# Written request:
Provide only the number of lines in the data below that contain the string "watermark".

________________________________________

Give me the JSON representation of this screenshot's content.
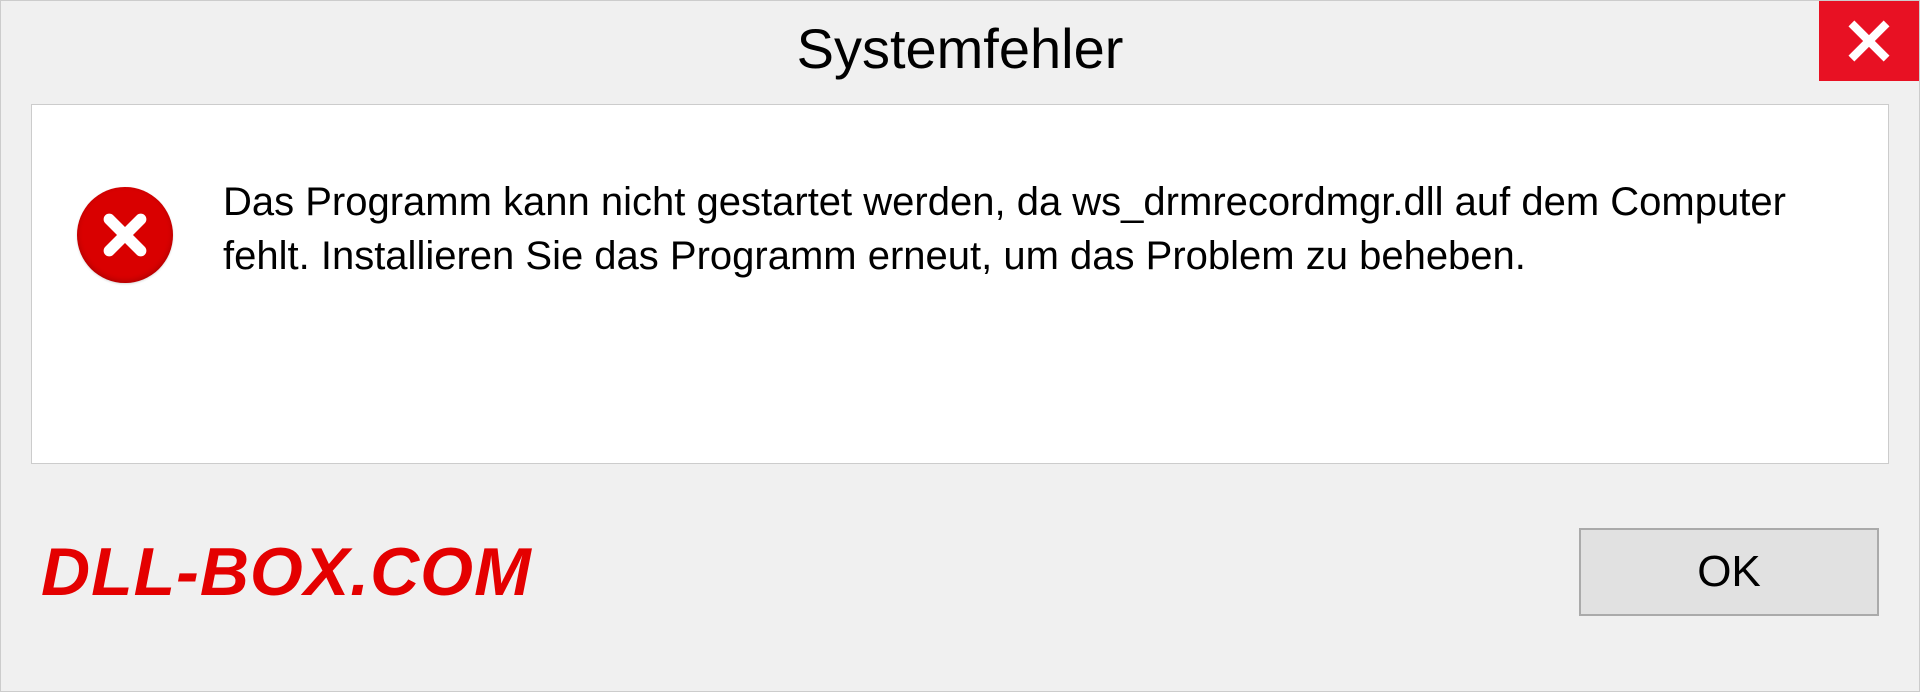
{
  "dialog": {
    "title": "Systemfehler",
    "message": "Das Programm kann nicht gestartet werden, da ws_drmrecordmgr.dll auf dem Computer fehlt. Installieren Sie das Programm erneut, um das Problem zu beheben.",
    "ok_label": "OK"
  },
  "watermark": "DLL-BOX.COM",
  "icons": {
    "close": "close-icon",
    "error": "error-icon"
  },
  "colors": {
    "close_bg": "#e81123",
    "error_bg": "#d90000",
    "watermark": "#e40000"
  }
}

________________________________________

# Complete output:
2